#### [EXERCISE DESCRIPTION]
Give a count of the lines below that have the string "title" in them, with no other words.

────────────────

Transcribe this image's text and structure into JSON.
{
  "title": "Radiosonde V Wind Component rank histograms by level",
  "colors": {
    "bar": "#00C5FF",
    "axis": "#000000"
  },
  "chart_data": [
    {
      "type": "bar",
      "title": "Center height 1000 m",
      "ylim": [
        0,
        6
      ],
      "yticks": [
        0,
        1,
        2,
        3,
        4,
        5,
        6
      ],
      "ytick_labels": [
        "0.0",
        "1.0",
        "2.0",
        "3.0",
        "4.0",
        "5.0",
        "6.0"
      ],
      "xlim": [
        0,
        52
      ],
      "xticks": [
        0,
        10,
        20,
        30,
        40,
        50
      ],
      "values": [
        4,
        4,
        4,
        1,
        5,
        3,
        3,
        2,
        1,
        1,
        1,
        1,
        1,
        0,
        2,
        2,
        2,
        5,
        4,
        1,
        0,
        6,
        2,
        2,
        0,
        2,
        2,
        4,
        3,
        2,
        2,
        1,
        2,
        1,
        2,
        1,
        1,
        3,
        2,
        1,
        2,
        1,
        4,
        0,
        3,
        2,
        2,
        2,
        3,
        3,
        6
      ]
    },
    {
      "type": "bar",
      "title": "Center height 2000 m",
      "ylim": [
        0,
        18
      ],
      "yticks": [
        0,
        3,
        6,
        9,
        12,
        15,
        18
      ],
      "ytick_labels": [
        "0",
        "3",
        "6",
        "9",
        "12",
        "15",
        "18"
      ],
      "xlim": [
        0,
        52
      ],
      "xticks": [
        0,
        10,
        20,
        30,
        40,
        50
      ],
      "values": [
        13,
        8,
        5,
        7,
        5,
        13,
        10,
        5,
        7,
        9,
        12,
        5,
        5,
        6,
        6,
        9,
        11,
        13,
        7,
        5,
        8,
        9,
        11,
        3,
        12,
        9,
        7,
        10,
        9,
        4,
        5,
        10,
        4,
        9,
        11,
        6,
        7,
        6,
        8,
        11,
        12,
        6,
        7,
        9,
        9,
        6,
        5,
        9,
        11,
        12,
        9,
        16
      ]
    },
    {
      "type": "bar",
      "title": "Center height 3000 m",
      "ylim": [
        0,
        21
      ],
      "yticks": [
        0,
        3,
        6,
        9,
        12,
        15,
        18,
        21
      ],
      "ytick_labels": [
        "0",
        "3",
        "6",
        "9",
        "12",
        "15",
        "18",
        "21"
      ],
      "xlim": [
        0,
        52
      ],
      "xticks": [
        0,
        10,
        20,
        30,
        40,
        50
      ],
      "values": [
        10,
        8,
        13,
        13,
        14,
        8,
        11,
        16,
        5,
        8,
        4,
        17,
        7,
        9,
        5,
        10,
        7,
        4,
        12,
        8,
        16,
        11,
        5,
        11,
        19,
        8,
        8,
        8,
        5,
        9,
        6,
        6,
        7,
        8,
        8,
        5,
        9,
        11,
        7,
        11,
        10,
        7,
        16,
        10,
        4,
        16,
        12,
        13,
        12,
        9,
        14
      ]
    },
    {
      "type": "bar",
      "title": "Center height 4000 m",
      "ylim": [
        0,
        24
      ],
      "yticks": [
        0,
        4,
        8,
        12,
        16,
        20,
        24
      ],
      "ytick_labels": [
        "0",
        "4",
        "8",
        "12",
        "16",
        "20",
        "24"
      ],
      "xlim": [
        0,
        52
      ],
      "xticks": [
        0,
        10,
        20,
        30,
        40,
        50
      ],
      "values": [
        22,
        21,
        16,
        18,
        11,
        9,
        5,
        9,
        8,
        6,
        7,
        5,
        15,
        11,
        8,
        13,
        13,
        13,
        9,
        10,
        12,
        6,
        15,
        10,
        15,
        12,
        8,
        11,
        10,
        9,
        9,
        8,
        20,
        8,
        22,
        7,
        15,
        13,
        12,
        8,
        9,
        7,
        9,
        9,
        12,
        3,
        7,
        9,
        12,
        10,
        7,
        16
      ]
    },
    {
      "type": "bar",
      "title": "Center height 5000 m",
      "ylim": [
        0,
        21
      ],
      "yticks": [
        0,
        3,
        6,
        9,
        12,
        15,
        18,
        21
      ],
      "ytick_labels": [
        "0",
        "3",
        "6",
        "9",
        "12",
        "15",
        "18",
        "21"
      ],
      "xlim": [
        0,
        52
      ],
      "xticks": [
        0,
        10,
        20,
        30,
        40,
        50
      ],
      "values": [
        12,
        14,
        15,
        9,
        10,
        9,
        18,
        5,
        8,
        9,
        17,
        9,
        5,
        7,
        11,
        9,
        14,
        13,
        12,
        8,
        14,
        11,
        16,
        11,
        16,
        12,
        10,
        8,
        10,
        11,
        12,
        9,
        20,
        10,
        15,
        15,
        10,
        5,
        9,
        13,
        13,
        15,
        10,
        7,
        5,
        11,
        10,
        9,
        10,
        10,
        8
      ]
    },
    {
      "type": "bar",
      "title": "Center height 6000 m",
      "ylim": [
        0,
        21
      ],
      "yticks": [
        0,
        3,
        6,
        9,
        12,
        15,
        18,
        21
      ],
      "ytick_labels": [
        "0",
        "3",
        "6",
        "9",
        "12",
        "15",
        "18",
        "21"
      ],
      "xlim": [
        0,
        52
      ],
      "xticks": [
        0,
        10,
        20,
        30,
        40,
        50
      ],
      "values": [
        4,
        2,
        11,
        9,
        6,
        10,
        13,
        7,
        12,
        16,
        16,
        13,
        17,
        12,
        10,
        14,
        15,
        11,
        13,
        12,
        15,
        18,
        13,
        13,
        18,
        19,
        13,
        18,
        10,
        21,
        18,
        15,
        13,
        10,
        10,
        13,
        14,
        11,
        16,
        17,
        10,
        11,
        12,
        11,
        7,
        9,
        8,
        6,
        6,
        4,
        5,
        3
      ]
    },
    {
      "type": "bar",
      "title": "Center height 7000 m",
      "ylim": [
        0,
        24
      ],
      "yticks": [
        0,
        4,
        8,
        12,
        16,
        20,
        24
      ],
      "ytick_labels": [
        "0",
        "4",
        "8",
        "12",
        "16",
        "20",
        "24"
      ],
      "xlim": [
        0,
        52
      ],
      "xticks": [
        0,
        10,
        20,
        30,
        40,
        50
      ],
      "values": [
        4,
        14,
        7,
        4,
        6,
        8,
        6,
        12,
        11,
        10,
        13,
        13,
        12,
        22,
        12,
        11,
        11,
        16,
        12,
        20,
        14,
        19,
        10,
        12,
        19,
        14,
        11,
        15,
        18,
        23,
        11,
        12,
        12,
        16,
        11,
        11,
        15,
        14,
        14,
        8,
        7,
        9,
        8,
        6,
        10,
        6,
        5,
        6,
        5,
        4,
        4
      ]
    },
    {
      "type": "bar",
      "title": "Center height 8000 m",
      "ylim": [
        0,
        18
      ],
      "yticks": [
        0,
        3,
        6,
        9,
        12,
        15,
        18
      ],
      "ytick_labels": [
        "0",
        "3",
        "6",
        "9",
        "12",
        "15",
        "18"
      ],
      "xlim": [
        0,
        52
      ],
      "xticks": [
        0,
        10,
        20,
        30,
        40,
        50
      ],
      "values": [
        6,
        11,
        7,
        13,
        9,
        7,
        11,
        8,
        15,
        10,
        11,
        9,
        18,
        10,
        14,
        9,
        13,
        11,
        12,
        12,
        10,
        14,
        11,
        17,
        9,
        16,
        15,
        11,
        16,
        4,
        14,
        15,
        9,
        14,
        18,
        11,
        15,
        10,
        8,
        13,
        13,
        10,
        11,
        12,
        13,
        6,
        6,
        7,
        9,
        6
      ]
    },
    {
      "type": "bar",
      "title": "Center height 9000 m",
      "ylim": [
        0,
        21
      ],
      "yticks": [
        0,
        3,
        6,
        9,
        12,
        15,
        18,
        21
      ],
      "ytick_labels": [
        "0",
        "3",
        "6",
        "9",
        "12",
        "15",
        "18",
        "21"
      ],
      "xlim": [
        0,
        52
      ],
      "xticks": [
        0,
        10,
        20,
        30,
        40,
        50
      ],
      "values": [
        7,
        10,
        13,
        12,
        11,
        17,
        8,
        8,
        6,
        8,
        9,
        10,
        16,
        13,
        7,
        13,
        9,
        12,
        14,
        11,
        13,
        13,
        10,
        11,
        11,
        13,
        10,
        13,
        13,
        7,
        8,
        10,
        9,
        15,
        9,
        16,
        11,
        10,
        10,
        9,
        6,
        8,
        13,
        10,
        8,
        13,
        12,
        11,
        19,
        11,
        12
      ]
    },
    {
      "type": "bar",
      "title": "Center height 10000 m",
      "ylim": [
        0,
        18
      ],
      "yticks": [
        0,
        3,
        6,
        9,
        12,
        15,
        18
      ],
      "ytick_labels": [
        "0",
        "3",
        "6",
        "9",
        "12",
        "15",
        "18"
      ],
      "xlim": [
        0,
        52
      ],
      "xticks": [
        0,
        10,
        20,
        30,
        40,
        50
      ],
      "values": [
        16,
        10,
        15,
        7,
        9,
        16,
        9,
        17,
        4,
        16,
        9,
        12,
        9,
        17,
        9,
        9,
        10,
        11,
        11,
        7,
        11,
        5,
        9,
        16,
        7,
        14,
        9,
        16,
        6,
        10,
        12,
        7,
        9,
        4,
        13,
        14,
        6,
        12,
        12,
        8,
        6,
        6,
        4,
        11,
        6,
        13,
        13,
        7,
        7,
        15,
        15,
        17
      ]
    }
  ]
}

────────────────

#### [FULL RESPONSE]
11